++++ Material supplied

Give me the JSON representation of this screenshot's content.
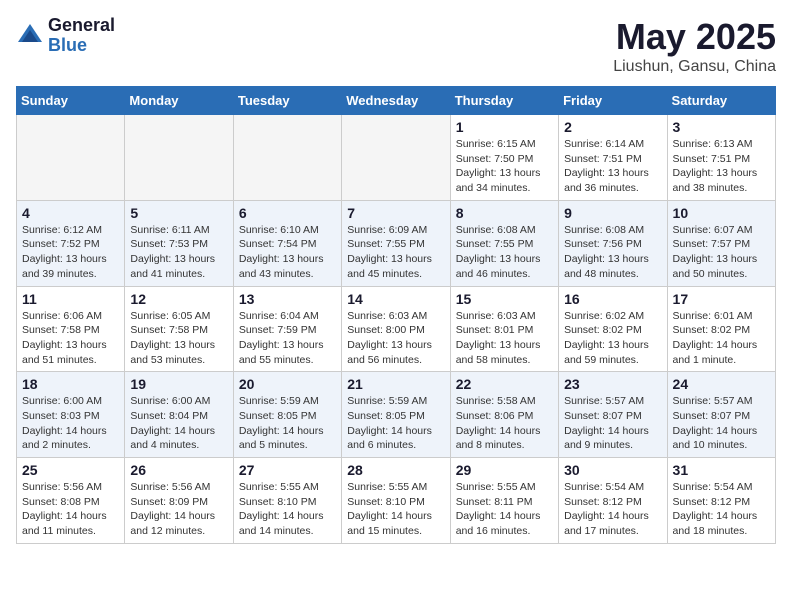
{
  "logo": {
    "general": "General",
    "blue": "Blue"
  },
  "title": "May 2025",
  "subtitle": "Liushun, Gansu, China",
  "weekdays": [
    "Sunday",
    "Monday",
    "Tuesday",
    "Wednesday",
    "Thursday",
    "Friday",
    "Saturday"
  ],
  "weeks": [
    [
      {
        "day": "",
        "info": ""
      },
      {
        "day": "",
        "info": ""
      },
      {
        "day": "",
        "info": ""
      },
      {
        "day": "",
        "info": ""
      },
      {
        "day": "1",
        "info": "Sunrise: 6:15 AM\nSunset: 7:50 PM\nDaylight: 13 hours\nand 34 minutes."
      },
      {
        "day": "2",
        "info": "Sunrise: 6:14 AM\nSunset: 7:51 PM\nDaylight: 13 hours\nand 36 minutes."
      },
      {
        "day": "3",
        "info": "Sunrise: 6:13 AM\nSunset: 7:51 PM\nDaylight: 13 hours\nand 38 minutes."
      }
    ],
    [
      {
        "day": "4",
        "info": "Sunrise: 6:12 AM\nSunset: 7:52 PM\nDaylight: 13 hours\nand 39 minutes."
      },
      {
        "day": "5",
        "info": "Sunrise: 6:11 AM\nSunset: 7:53 PM\nDaylight: 13 hours\nand 41 minutes."
      },
      {
        "day": "6",
        "info": "Sunrise: 6:10 AM\nSunset: 7:54 PM\nDaylight: 13 hours\nand 43 minutes."
      },
      {
        "day": "7",
        "info": "Sunrise: 6:09 AM\nSunset: 7:55 PM\nDaylight: 13 hours\nand 45 minutes."
      },
      {
        "day": "8",
        "info": "Sunrise: 6:08 AM\nSunset: 7:55 PM\nDaylight: 13 hours\nand 46 minutes."
      },
      {
        "day": "9",
        "info": "Sunrise: 6:08 AM\nSunset: 7:56 PM\nDaylight: 13 hours\nand 48 minutes."
      },
      {
        "day": "10",
        "info": "Sunrise: 6:07 AM\nSunset: 7:57 PM\nDaylight: 13 hours\nand 50 minutes."
      }
    ],
    [
      {
        "day": "11",
        "info": "Sunrise: 6:06 AM\nSunset: 7:58 PM\nDaylight: 13 hours\nand 51 minutes."
      },
      {
        "day": "12",
        "info": "Sunrise: 6:05 AM\nSunset: 7:58 PM\nDaylight: 13 hours\nand 53 minutes."
      },
      {
        "day": "13",
        "info": "Sunrise: 6:04 AM\nSunset: 7:59 PM\nDaylight: 13 hours\nand 55 minutes."
      },
      {
        "day": "14",
        "info": "Sunrise: 6:03 AM\nSunset: 8:00 PM\nDaylight: 13 hours\nand 56 minutes."
      },
      {
        "day": "15",
        "info": "Sunrise: 6:03 AM\nSunset: 8:01 PM\nDaylight: 13 hours\nand 58 minutes."
      },
      {
        "day": "16",
        "info": "Sunrise: 6:02 AM\nSunset: 8:02 PM\nDaylight: 13 hours\nand 59 minutes."
      },
      {
        "day": "17",
        "info": "Sunrise: 6:01 AM\nSunset: 8:02 PM\nDaylight: 14 hours\nand 1 minute."
      }
    ],
    [
      {
        "day": "18",
        "info": "Sunrise: 6:00 AM\nSunset: 8:03 PM\nDaylight: 14 hours\nand 2 minutes."
      },
      {
        "day": "19",
        "info": "Sunrise: 6:00 AM\nSunset: 8:04 PM\nDaylight: 14 hours\nand 4 minutes."
      },
      {
        "day": "20",
        "info": "Sunrise: 5:59 AM\nSunset: 8:05 PM\nDaylight: 14 hours\nand 5 minutes."
      },
      {
        "day": "21",
        "info": "Sunrise: 5:59 AM\nSunset: 8:05 PM\nDaylight: 14 hours\nand 6 minutes."
      },
      {
        "day": "22",
        "info": "Sunrise: 5:58 AM\nSunset: 8:06 PM\nDaylight: 14 hours\nand 8 minutes."
      },
      {
        "day": "23",
        "info": "Sunrise: 5:57 AM\nSunset: 8:07 PM\nDaylight: 14 hours\nand 9 minutes."
      },
      {
        "day": "24",
        "info": "Sunrise: 5:57 AM\nSunset: 8:07 PM\nDaylight: 14 hours\nand 10 minutes."
      }
    ],
    [
      {
        "day": "25",
        "info": "Sunrise: 5:56 AM\nSunset: 8:08 PM\nDaylight: 14 hours\nand 11 minutes."
      },
      {
        "day": "26",
        "info": "Sunrise: 5:56 AM\nSunset: 8:09 PM\nDaylight: 14 hours\nand 12 minutes."
      },
      {
        "day": "27",
        "info": "Sunrise: 5:55 AM\nSunset: 8:10 PM\nDaylight: 14 hours\nand 14 minutes."
      },
      {
        "day": "28",
        "info": "Sunrise: 5:55 AM\nSunset: 8:10 PM\nDaylight: 14 hours\nand 15 minutes."
      },
      {
        "day": "29",
        "info": "Sunrise: 5:55 AM\nSunset: 8:11 PM\nDaylight: 14 hours\nand 16 minutes."
      },
      {
        "day": "30",
        "info": "Sunrise: 5:54 AM\nSunset: 8:12 PM\nDaylight: 14 hours\nand 17 minutes."
      },
      {
        "day": "31",
        "info": "Sunrise: 5:54 AM\nSunset: 8:12 PM\nDaylight: 14 hours\nand 18 minutes."
      }
    ]
  ]
}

++++++++

> [What to work on]: Word for word, quote the lines above. Omit the pictures.

> [Task solution]:
Give me the JSON representation of this screenshot's content.
{
  "logo": {
    "general": "General",
    "blue": "Blue"
  },
  "title": "May 2025",
  "subtitle": "Liushun, Gansu, China",
  "weekdays": [
    "Sunday",
    "Monday",
    "Tuesday",
    "Wednesday",
    "Thursday",
    "Friday",
    "Saturday"
  ],
  "weeks": [
    [
      {
        "day": "",
        "info": ""
      },
      {
        "day": "",
        "info": ""
      },
      {
        "day": "",
        "info": ""
      },
      {
        "day": "",
        "info": ""
      },
      {
        "day": "1",
        "info": "Sunrise: 6:15 AM\nSunset: 7:50 PM\nDaylight: 13 hours\nand 34 minutes."
      },
      {
        "day": "2",
        "info": "Sunrise: 6:14 AM\nSunset: 7:51 PM\nDaylight: 13 hours\nand 36 minutes."
      },
      {
        "day": "3",
        "info": "Sunrise: 6:13 AM\nSunset: 7:51 PM\nDaylight: 13 hours\nand 38 minutes."
      }
    ],
    [
      {
        "day": "4",
        "info": "Sunrise: 6:12 AM\nSunset: 7:52 PM\nDaylight: 13 hours\nand 39 minutes."
      },
      {
        "day": "5",
        "info": "Sunrise: 6:11 AM\nSunset: 7:53 PM\nDaylight: 13 hours\nand 41 minutes."
      },
      {
        "day": "6",
        "info": "Sunrise: 6:10 AM\nSunset: 7:54 PM\nDaylight: 13 hours\nand 43 minutes."
      },
      {
        "day": "7",
        "info": "Sunrise: 6:09 AM\nSunset: 7:55 PM\nDaylight: 13 hours\nand 45 minutes."
      },
      {
        "day": "8",
        "info": "Sunrise: 6:08 AM\nSunset: 7:55 PM\nDaylight: 13 hours\nand 46 minutes."
      },
      {
        "day": "9",
        "info": "Sunrise: 6:08 AM\nSunset: 7:56 PM\nDaylight: 13 hours\nand 48 minutes."
      },
      {
        "day": "10",
        "info": "Sunrise: 6:07 AM\nSunset: 7:57 PM\nDaylight: 13 hours\nand 50 minutes."
      }
    ],
    [
      {
        "day": "11",
        "info": "Sunrise: 6:06 AM\nSunset: 7:58 PM\nDaylight: 13 hours\nand 51 minutes."
      },
      {
        "day": "12",
        "info": "Sunrise: 6:05 AM\nSunset: 7:58 PM\nDaylight: 13 hours\nand 53 minutes."
      },
      {
        "day": "13",
        "info": "Sunrise: 6:04 AM\nSunset: 7:59 PM\nDaylight: 13 hours\nand 55 minutes."
      },
      {
        "day": "14",
        "info": "Sunrise: 6:03 AM\nSunset: 8:00 PM\nDaylight: 13 hours\nand 56 minutes."
      },
      {
        "day": "15",
        "info": "Sunrise: 6:03 AM\nSunset: 8:01 PM\nDaylight: 13 hours\nand 58 minutes."
      },
      {
        "day": "16",
        "info": "Sunrise: 6:02 AM\nSunset: 8:02 PM\nDaylight: 13 hours\nand 59 minutes."
      },
      {
        "day": "17",
        "info": "Sunrise: 6:01 AM\nSunset: 8:02 PM\nDaylight: 14 hours\nand 1 minute."
      }
    ],
    [
      {
        "day": "18",
        "info": "Sunrise: 6:00 AM\nSunset: 8:03 PM\nDaylight: 14 hours\nand 2 minutes."
      },
      {
        "day": "19",
        "info": "Sunrise: 6:00 AM\nSunset: 8:04 PM\nDaylight: 14 hours\nand 4 minutes."
      },
      {
        "day": "20",
        "info": "Sunrise: 5:59 AM\nSunset: 8:05 PM\nDaylight: 14 hours\nand 5 minutes."
      },
      {
        "day": "21",
        "info": "Sunrise: 5:59 AM\nSunset: 8:05 PM\nDaylight: 14 hours\nand 6 minutes."
      },
      {
        "day": "22",
        "info": "Sunrise: 5:58 AM\nSunset: 8:06 PM\nDaylight: 14 hours\nand 8 minutes."
      },
      {
        "day": "23",
        "info": "Sunrise: 5:57 AM\nSunset: 8:07 PM\nDaylight: 14 hours\nand 9 minutes."
      },
      {
        "day": "24",
        "info": "Sunrise: 5:57 AM\nSunset: 8:07 PM\nDaylight: 14 hours\nand 10 minutes."
      }
    ],
    [
      {
        "day": "25",
        "info": "Sunrise: 5:56 AM\nSunset: 8:08 PM\nDaylight: 14 hours\nand 11 minutes."
      },
      {
        "day": "26",
        "info": "Sunrise: 5:56 AM\nSunset: 8:09 PM\nDaylight: 14 hours\nand 12 minutes."
      },
      {
        "day": "27",
        "info": "Sunrise: 5:55 AM\nSunset: 8:10 PM\nDaylight: 14 hours\nand 14 minutes."
      },
      {
        "day": "28",
        "info": "Sunrise: 5:55 AM\nSunset: 8:10 PM\nDaylight: 14 hours\nand 15 minutes."
      },
      {
        "day": "29",
        "info": "Sunrise: 5:55 AM\nSunset: 8:11 PM\nDaylight: 14 hours\nand 16 minutes."
      },
      {
        "day": "30",
        "info": "Sunrise: 5:54 AM\nSunset: 8:12 PM\nDaylight: 14 hours\nand 17 minutes."
      },
      {
        "day": "31",
        "info": "Sunrise: 5:54 AM\nSunset: 8:12 PM\nDaylight: 14 hours\nand 18 minutes."
      }
    ]
  ]
}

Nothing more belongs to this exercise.